§ EXERCISE BRIEF: Repeat the data below exactly, dropping any pictures it holds.

[INPUT RECORDS start]

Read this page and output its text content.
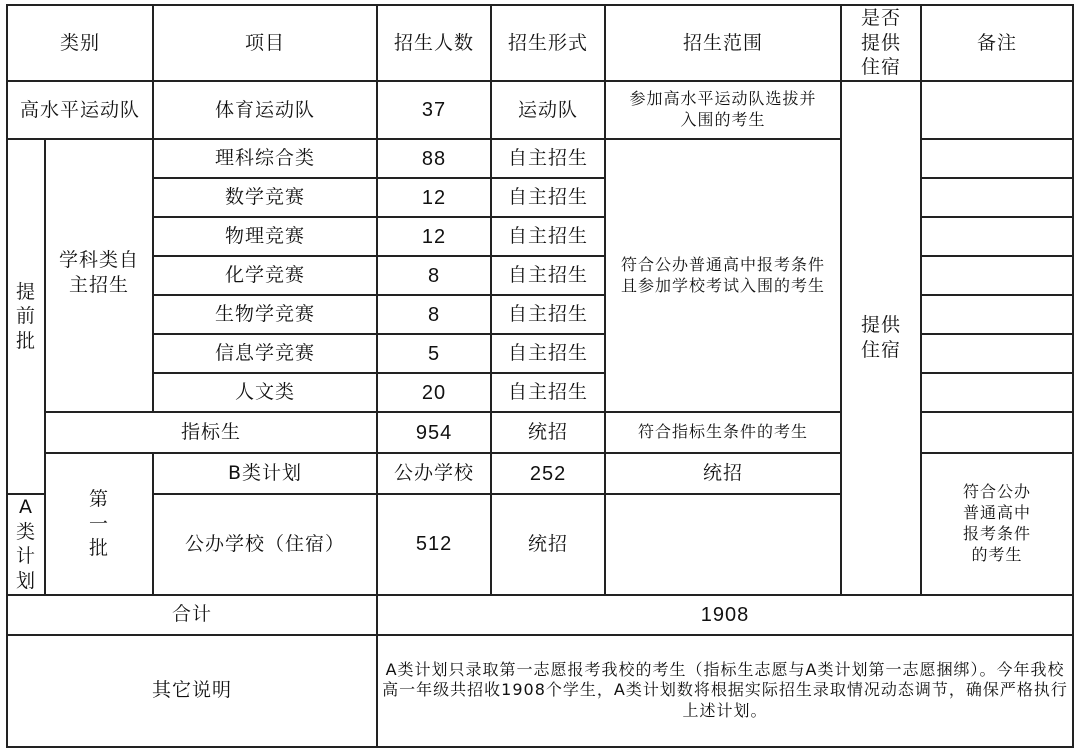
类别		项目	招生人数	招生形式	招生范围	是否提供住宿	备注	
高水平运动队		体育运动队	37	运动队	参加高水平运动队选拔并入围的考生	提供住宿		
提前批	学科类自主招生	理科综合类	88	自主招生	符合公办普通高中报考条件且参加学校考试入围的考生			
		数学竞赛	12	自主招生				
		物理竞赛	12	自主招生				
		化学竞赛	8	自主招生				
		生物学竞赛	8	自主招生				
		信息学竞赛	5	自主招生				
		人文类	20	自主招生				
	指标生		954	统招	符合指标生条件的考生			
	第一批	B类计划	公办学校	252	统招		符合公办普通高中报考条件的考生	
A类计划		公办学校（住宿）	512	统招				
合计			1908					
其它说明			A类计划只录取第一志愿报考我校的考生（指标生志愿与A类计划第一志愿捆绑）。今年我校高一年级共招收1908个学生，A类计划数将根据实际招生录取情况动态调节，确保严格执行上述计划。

[INPUT RECORDS end]

§ ANSWER IN FULL:
Read this page and output its text content.
类别		项目	招生人数	招生形式	招生范围	是否提供住宿	备注	
高水平运动队		体育运动队	37	运动队	参加高水平运动队选拔并入围的考生	提供住宿		
提前批	学科类自主招生	理科综合类	88	自主招生	符合公办普通高中报考条件且参加学校考试入围的考生			
		数学竞赛	12	自主招生				
		物理竞赛	12	自主招生				
		化学竞赛	8	自主招生				
		生物学竞赛	8	自主招生				
		信息学竞赛	5	自主招生				
		人文类	20	自主招生				
	指标生		954	统招	符合指标生条件的考生			
	第一批	B类计划	公办学校	252	统招		符合公办普通高中报考条件的考生	
A类计划		公办学校（住宿）	512	统招				
合计			1908					
其它说明			A类计划只录取第一志愿报考我校的考生（指标生志愿与A类计划第一志愿捆绑）。今年我校高一年级共招收1908个学生，A类计划数将根据实际招生录取情况动态调节，确保严格执行上述计划。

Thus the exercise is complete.